» Records provided:
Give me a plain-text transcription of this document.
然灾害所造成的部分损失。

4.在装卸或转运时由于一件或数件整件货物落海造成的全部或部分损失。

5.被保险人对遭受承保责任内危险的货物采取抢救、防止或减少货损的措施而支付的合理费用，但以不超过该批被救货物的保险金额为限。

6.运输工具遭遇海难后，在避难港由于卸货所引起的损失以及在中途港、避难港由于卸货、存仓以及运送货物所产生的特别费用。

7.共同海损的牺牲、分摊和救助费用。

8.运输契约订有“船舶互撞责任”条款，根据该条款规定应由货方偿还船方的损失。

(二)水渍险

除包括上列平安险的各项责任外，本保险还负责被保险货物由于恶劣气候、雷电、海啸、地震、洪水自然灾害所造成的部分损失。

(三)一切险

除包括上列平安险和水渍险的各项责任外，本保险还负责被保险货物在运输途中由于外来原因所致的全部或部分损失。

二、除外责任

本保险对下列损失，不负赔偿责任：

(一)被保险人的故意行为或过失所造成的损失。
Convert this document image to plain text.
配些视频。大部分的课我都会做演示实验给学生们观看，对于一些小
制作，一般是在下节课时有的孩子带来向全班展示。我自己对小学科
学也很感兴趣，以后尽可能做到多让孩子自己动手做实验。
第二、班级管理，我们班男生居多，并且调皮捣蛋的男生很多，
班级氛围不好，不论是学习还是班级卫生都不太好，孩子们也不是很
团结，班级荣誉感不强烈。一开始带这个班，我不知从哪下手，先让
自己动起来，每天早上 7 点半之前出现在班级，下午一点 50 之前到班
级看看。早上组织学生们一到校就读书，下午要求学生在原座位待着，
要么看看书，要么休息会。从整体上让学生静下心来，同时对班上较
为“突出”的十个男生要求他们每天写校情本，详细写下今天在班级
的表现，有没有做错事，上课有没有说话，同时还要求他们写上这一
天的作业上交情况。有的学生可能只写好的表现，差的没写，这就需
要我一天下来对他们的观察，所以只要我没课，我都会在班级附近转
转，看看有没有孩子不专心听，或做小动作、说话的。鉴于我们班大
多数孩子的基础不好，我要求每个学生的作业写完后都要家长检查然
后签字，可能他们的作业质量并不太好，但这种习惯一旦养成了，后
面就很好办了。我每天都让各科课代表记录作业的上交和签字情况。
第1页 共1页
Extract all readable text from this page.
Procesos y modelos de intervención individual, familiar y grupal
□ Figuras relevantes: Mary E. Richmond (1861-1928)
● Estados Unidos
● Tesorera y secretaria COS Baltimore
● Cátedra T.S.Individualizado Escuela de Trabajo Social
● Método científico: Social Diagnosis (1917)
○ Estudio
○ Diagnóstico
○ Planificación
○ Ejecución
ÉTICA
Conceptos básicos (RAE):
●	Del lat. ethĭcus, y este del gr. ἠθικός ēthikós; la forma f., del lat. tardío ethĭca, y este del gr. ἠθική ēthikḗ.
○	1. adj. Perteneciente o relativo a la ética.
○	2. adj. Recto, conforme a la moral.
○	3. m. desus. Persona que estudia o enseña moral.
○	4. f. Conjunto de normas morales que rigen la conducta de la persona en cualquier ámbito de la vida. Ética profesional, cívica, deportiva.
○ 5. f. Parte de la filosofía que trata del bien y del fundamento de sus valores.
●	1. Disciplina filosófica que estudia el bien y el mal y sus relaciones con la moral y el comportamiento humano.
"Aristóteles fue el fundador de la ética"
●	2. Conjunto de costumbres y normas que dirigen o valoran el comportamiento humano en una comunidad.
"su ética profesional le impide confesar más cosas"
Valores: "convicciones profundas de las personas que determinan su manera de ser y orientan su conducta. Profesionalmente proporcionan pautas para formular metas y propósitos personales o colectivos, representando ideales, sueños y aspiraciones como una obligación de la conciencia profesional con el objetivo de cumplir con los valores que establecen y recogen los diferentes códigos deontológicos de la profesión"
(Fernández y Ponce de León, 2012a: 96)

» Task:
Give again only the lines of the material above that run from the one with "Extract all readable text from this page." through the end, both included, exactly as they appear.

» Final answer:
Extract all readable text from this page.
Procesos y modelos de intervención individual, familiar y grupal
□ Figuras relevantes: Mary E. Richmond (1861-1928)
● Estados Unidos
● Tesorera y secretaria COS Baltimore
● Cátedra T.S.Individualizado Escuela de Trabajo Social
● Método científico: Social Diagnosis (1917)
○ Estudio
○ Diagnóstico
○ Planificación
○ Ejecución
ÉTICA
Conceptos básicos (RAE):
●	Del lat. ethĭcus, y este del gr. ἠθικός ēthikós; la forma f., del lat. tardío ethĭca, y este del gr. ἠθική ēthikḗ.
○	1. adj. Perteneciente o relativo a la ética.
○	2. adj. Recto, conforme a la moral.
○	3. m. desus. Persona que estudia o enseña moral.
○	4. f. Conjunto de normas morales que rigen la conducta de la persona en cualquier ámbito de la vida. Ética profesional, cívica, deportiva.
○ 5. f. Parte de la filosofía que trata del bien y del fundamento de sus valores.
●	1. Disciplina filosófica que estudia el bien y el mal y sus relaciones con la moral y el comportamiento humano.
"Aristóteles fue el fundador de la ética"
●	2. Conjunto de costumbres y normas que dirigen o valoran el comportamiento humano en una comunidad.
"su ética profesional le impide confesar más cosas"
Valores: "convicciones profundas de las personas que determinan su manera de ser y orientan su conducta. Profesionalmente proporcionan pautas para formular metas y propósitos personales o colectivos, representando ideales, sueños y aspiraciones como una obligación de la conciencia profesional con el objetivo de cumplir con los valores que establecen y recogen los diferentes códigos deontológicos de la profesión"
(Fernández y Ponce de León, 2012a: 96)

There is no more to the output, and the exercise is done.